*Short exercise*. Copy all entries without alteration and skip the pictures they hold.

================================

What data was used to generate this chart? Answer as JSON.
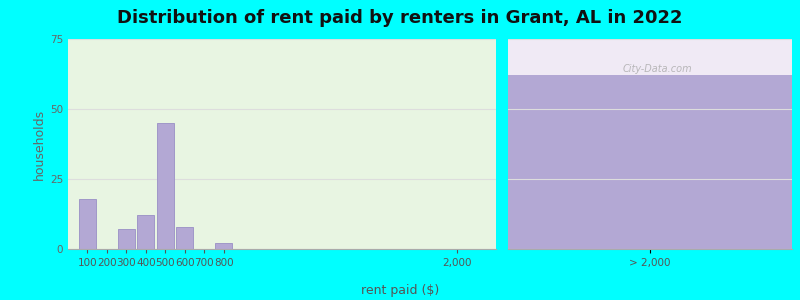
{
  "title": "Distribution of rent paid by renters in Grant, AL in 2022",
  "xlabel": "rent paid ($)",
  "ylabel": "households",
  "bar_color": "#b3a8d4",
  "bar_edge_color": "#a098c8",
  "bg_color": "#00ffff",
  "plot_bg_left": "#e8f5e2",
  "plot_bg_right": "#c8b8dc",
  "plot_bg_right_top": "#f0eaf5",
  "yticks": [
    0,
    25,
    50,
    75
  ],
  "ylim": [
    0,
    75
  ],
  "histogram_bins": [
    100,
    200,
    300,
    400,
    500,
    600,
    700,
    800
  ],
  "histogram_values": [
    18,
    0,
    7,
    12,
    45,
    8,
    0,
    2
  ],
  "gt2000_value": 62,
  "gt2000_label": "> 2,000",
  "mid_tick_label": "2,000",
  "title_fontsize": 13,
  "axis_label_fontsize": 9,
  "tick_fontsize": 7.5,
  "watermark_text": "City-Data.com"
}
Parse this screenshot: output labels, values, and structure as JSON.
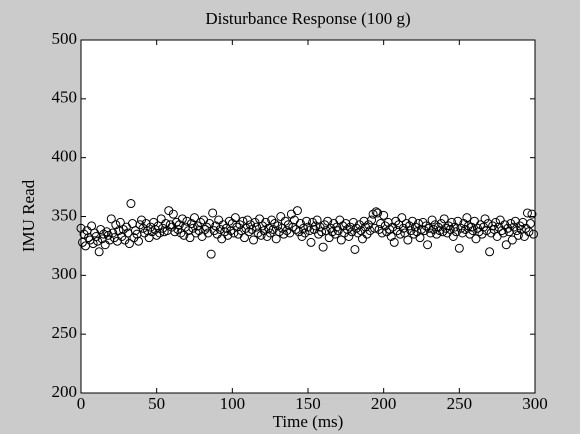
{
  "chart_data": {
    "type": "scatter",
    "title": "Disturbance Response (100 g)",
    "x_label": "Time (ms)",
    "y_label": "IMU Read",
    "xlim": [
      0,
      300
    ],
    "xticks": [
      0,
      50,
      100,
      150,
      200,
      250,
      300
    ],
    "ylim": [
      200,
      500
    ],
    "yticks": [
      200,
      250,
      300,
      350,
      400,
      450,
      500
    ],
    "color": "#000000",
    "x": [
      0,
      1,
      2,
      3,
      4,
      5,
      6,
      7,
      8,
      9,
      10,
      11,
      12,
      13,
      14,
      15,
      16,
      17,
      18,
      19,
      20,
      21,
      22,
      23,
      24,
      25,
      26,
      27,
      28,
      29,
      30,
      31,
      32,
      33,
      34,
      35,
      36,
      37,
      38,
      39,
      40,
      41,
      42,
      43,
      44,
      45,
      46,
      47,
      48,
      49,
      50,
      51,
      52,
      53,
      54,
      55,
      56,
      57,
      58,
      59,
      60,
      61,
      62,
      63,
      64,
      65,
      66,
      67,
      68,
      69,
      70,
      71,
      72,
      73,
      74,
      75,
      76,
      77,
      78,
      79,
      80,
      81,
      82,
      83,
      84,
      85,
      86,
      87,
      88,
      89,
      90,
      91,
      92,
      93,
      94,
      95,
      96,
      97,
      98,
      99,
      100,
      101,
      102,
      103,
      104,
      105,
      106,
      107,
      108,
      109,
      110,
      111,
      112,
      113,
      114,
      115,
      116,
      117,
      118,
      119,
      120,
      121,
      122,
      123,
      124,
      125,
      126,
      127,
      128,
      129,
      130,
      131,
      132,
      133,
      134,
      135,
      136,
      137,
      138,
      139,
      140,
      141,
      142,
      143,
      144,
      145,
      146,
      147,
      148,
      149,
      150,
      151,
      152,
      153,
      154,
      155,
      156,
      157,
      158,
      159,
      160,
      161,
      162,
      163,
      164,
      165,
      166,
      167,
      168,
      169,
      170,
      171,
      172,
      173,
      174,
      175,
      176,
      177,
      178,
      179,
      180,
      181,
      182,
      183,
      184,
      185,
      186,
      187,
      188,
      189,
      190,
      191,
      192,
      193,
      194,
      195,
      196,
      197,
      198,
      199,
      200,
      201,
      202,
      203,
      204,
      205,
      206,
      207,
      208,
      209,
      210,
      211,
      212,
      213,
      214,
      215,
      216,
      217,
      218,
      219,
      220,
      221,
      222,
      223,
      224,
      225,
      226,
      227,
      228,
      229,
      230,
      231,
      232,
      233,
      234,
      235,
      236,
      237,
      238,
      239,
      240,
      241,
      242,
      243,
      244,
      245,
      246,
      247,
      248,
      249,
      250,
      251,
      252,
      253,
      254,
      255,
      256,
      257,
      258,
      259,
      260,
      261,
      262,
      263,
      264,
      265,
      266,
      267,
      268,
      269,
      270,
      271,
      272,
      273,
      274,
      275,
      276,
      277,
      278,
      279,
      280,
      281,
      282,
      283,
      284,
      285,
      286,
      287,
      288,
      289,
      290,
      291,
      292,
      293,
      294,
      295,
      296,
      297,
      298,
      299
    ],
    "values": [
      340,
      328,
      335,
      325,
      338,
      332,
      330,
      342,
      327,
      336,
      333,
      329,
      320,
      339,
      331,
      335,
      326,
      337,
      334,
      330,
      348,
      336,
      332,
      343,
      329,
      338,
      345,
      333,
      339,
      330,
      341,
      336,
      327,
      361,
      344,
      332,
      338,
      335,
      329,
      343,
      347,
      340,
      336,
      344,
      338,
      332,
      341,
      337,
      345,
      339,
      334,
      342,
      336,
      348,
      340,
      337,
      344,
      338,
      355,
      343,
      341,
      352,
      337,
      345,
      339,
      343,
      336,
      348,
      334,
      341,
      346,
      338,
      332,
      344,
      340,
      349,
      336,
      342,
      338,
      345,
      333,
      347,
      339,
      341,
      336,
      344,
      318,
      353,
      338,
      342,
      335,
      347,
      339,
      331,
      343,
      337,
      340,
      334,
      346,
      338,
      344,
      336,
      349,
      341,
      335,
      343,
      338,
      346,
      332,
      340,
      347,
      337,
      343,
      339,
      330,
      345,
      341,
      336,
      348,
      334,
      342,
      338,
      345,
      333,
      340,
      336,
      347,
      339,
      344,
      331,
      342,
      337,
      350,
      340,
      335,
      346,
      338,
      343,
      336,
      352,
      341,
      347,
      339,
      355,
      337,
      344,
      333,
      340,
      336,
      346,
      341,
      338,
      328,
      345,
      339,
      342,
      347,
      335,
      341,
      337,
      324,
      343,
      338,
      346,
      332,
      340,
      337,
      344,
      335,
      341,
      338,
      347,
      330,
      342,
      336,
      344,
      339,
      333,
      341,
      337,
      345,
      322,
      340,
      336,
      343,
      338,
      331,
      346,
      341,
      335,
      343,
      338,
      347,
      352,
      340,
      354,
      353,
      339,
      344,
      336,
      351,
      342,
      337,
      345,
      339,
      333,
      341,
      328,
      346,
      338,
      343,
      335,
      349,
      340,
      336,
      344,
      330,
      342,
      338,
      346,
      335,
      341,
      337,
      344,
      332,
      339,
      345,
      338,
      342,
      326,
      340,
      336,
      347,
      339,
      343,
      335,
      341,
      338,
      344,
      337,
      348,
      340,
      336,
      342,
      339,
      345,
      333,
      341,
      337,
      346,
      323,
      340,
      336,
      344,
      339,
      349,
      342,
      335,
      341,
      338,
      346,
      331,
      340,
      337,
      343,
      335,
      341,
      348,
      338,
      344,
      320,
      336,
      342,
      339,
      345,
      333,
      341,
      347,
      338,
      336,
      343,
      326,
      340,
      337,
      344,
      330,
      341,
      346,
      338,
      334,
      342,
      339,
      345,
      333,
      340,
      353,
      337,
      344,
      352,
      335
    ]
  }
}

================================

*The result*.
What data was used to generate this chart? Answer as JSON.
{
  "title": "Distribution of rent paid by renters in Grant, AL in 2022",
  "xlabel": "rent paid ($)",
  "ylabel": "households",
  "bar_color": "#b3a8d4",
  "bar_edge_color": "#a098c8",
  "bg_color": "#00ffff",
  "plot_bg_left": "#e8f5e2",
  "plot_bg_right": "#c8b8dc",
  "plot_bg_right_top": "#f0eaf5",
  "yticks": [
    0,
    25,
    50,
    75
  ],
  "ylim": [
    0,
    75
  ],
  "histogram_bins": [
    100,
    200,
    300,
    400,
    500,
    600,
    700,
    800
  ],
  "histogram_values": [
    18,
    0,
    7,
    12,
    45,
    8,
    0,
    2
  ],
  "gt2000_value": 62,
  "gt2000_label": "> 2,000",
  "mid_tick_label": "2,000",
  "title_fontsize": 13,
  "axis_label_fontsize": 9,
  "tick_fontsize": 7.5,
  "watermark_text": "City-Data.com"
}
Parse this screenshot: output labels, values, and structure as JSON.
{
  "chart_data": {
    "type": "scatter",
    "title": "Disturbance Response (100 g)",
    "x_label": "Time (ms)",
    "y_label": "IMU Read",
    "xlim": [
      0,
      300
    ],
    "xticks": [
      0,
      50,
      100,
      150,
      200,
      250,
      300
    ],
    "ylim": [
      200,
      500
    ],
    "yticks": [
      200,
      250,
      300,
      350,
      400,
      450,
      500
    ],
    "color": "#000000",
    "x": [
      0,
      1,
      2,
      3,
      4,
      5,
      6,
      7,
      8,
      9,
      10,
      11,
      12,
      13,
      14,
      15,
      16,
      17,
      18,
      19,
      20,
      21,
      22,
      23,
      24,
      25,
      26,
      27,
      28,
      29,
      30,
      31,
      32,
      33,
      34,
      35,
      36,
      37,
      38,
      39,
      40,
      41,
      42,
      43,
      44,
      45,
      46,
      47,
      48,
      49,
      50,
      51,
      52,
      53,
      54,
      55,
      56,
      57,
      58,
      59,
      60,
      61,
      62,
      63,
      64,
      65,
      66,
      67,
      68,
      69,
      70,
      71,
      72,
      73,
      74,
      75,
      76,
      77,
      78,
      79,
      80,
      81,
      82,
      83,
      84,
      85,
      86,
      87,
      88,
      89,
      90,
      91,
      92,
      93,
      94,
      95,
      96,
      97,
      98,
      99,
      100,
      101,
      102,
      103,
      104,
      105,
      106,
      107,
      108,
      109,
      110,
      111,
      112,
      113,
      114,
      115,
      116,
      117,
      118,
      119,
      120,
      121,
      122,
      123,
      124,
      125,
      126,
      127,
      128,
      129,
      130,
      131,
      132,
      133,
      134,
      135,
      136,
      137,
      138,
      139,
      140,
      141,
      142,
      143,
      144,
      145,
      146,
      147,
      148,
      149,
      150,
      151,
      152,
      153,
      154,
      155,
      156,
      157,
      158,
      159,
      160,
      161,
      162,
      163,
      164,
      165,
      166,
      167,
      168,
      169,
      170,
      171,
      172,
      173,
      174,
      175,
      176,
      177,
      178,
      179,
      180,
      181,
      182,
      183,
      184,
      185,
      186,
      187,
      188,
      189,
      190,
      191,
      192,
      193,
      194,
      195,
      196,
      197,
      198,
      199,
      200,
      201,
      202,
      203,
      204,
      205,
      206,
      207,
      208,
      209,
      210,
      211,
      212,
      213,
      214,
      215,
      216,
      217,
      218,
      219,
      220,
      221,
      222,
      223,
      224,
      225,
      226,
      227,
      228,
      229,
      230,
      231,
      232,
      233,
      234,
      235,
      236,
      237,
      238,
      239,
      240,
      241,
      242,
      243,
      244,
      245,
      246,
      247,
      248,
      249,
      250,
      251,
      252,
      253,
      254,
      255,
      256,
      257,
      258,
      259,
      260,
      261,
      262,
      263,
      264,
      265,
      266,
      267,
      268,
      269,
      270,
      271,
      272,
      273,
      274,
      275,
      276,
      277,
      278,
      279,
      280,
      281,
      282,
      283,
      284,
      285,
      286,
      287,
      288,
      289,
      290,
      291,
      292,
      293,
      294,
      295,
      296,
      297,
      298,
      299
    ],
    "values": [
      340,
      328,
      335,
      325,
      338,
      332,
      330,
      342,
      327,
      336,
      333,
      329,
      320,
      339,
      331,
      335,
      326,
      337,
      334,
      330,
      348,
      336,
      332,
      343,
      329,
      338,
      345,
      333,
      339,
      330,
      341,
      336,
      327,
      361,
      344,
      332,
      338,
      335,
      329,
      343,
      347,
      340,
      336,
      344,
      338,
      332,
      341,
      337,
      345,
      339,
      334,
      342,
      336,
      348,
      340,
      337,
      344,
      338,
      355,
      343,
      341,
      352,
      337,
      345,
      339,
      343,
      336,
      348,
      334,
      341,
      346,
      338,
      332,
      344,
      340,
      349,
      336,
      342,
      338,
      345,
      333,
      347,
      339,
      341,
      336,
      344,
      318,
      353,
      338,
      342,
      335,
      347,
      339,
      331,
      343,
      337,
      340,
      334,
      346,
      338,
      344,
      336,
      349,
      341,
      335,
      343,
      338,
      346,
      332,
      340,
      347,
      337,
      343,
      339,
      330,
      345,
      341,
      336,
      348,
      334,
      342,
      338,
      345,
      333,
      340,
      336,
      347,
      339,
      344,
      331,
      342,
      337,
      350,
      340,
      335,
      346,
      338,
      343,
      336,
      352,
      341,
      347,
      339,
      355,
      337,
      344,
      333,
      340,
      336,
      346,
      341,
      338,
      328,
      345,
      339,
      342,
      347,
      335,
      341,
      337,
      324,
      343,
      338,
      346,
      332,
      340,
      337,
      344,
      335,
      341,
      338,
      347,
      330,
      342,
      336,
      344,
      339,
      333,
      341,
      337,
      345,
      322,
      340,
      336,
      343,
      338,
      331,
      346,
      341,
      335,
      343,
      338,
      347,
      352,
      340,
      354,
      353,
      339,
      344,
      336,
      351,
      342,
      337,
      345,
      339,
      333,
      341,
      328,
      346,
      338,
      343,
      335,
      349,
      340,
      336,
      344,
      330,
      342,
      338,
      346,
      335,
      341,
      337,
      344,
      332,
      339,
      345,
      338,
      342,
      326,
      340,
      336,
      347,
      339,
      343,
      335,
      341,
      338,
      344,
      337,
      348,
      340,
      336,
      342,
      339,
      345,
      333,
      341,
      337,
      346,
      323,
      340,
      336,
      344,
      339,
      349,
      342,
      335,
      341,
      338,
      346,
      331,
      340,
      337,
      343,
      335,
      341,
      348,
      338,
      344,
      320,
      336,
      342,
      339,
      345,
      333,
      341,
      347,
      338,
      336,
      343,
      326,
      340,
      337,
      344,
      330,
      341,
      346,
      338,
      334,
      342,
      339,
      345,
      333,
      340,
      353,
      337,
      344,
      352,
      335
    ]
  }
}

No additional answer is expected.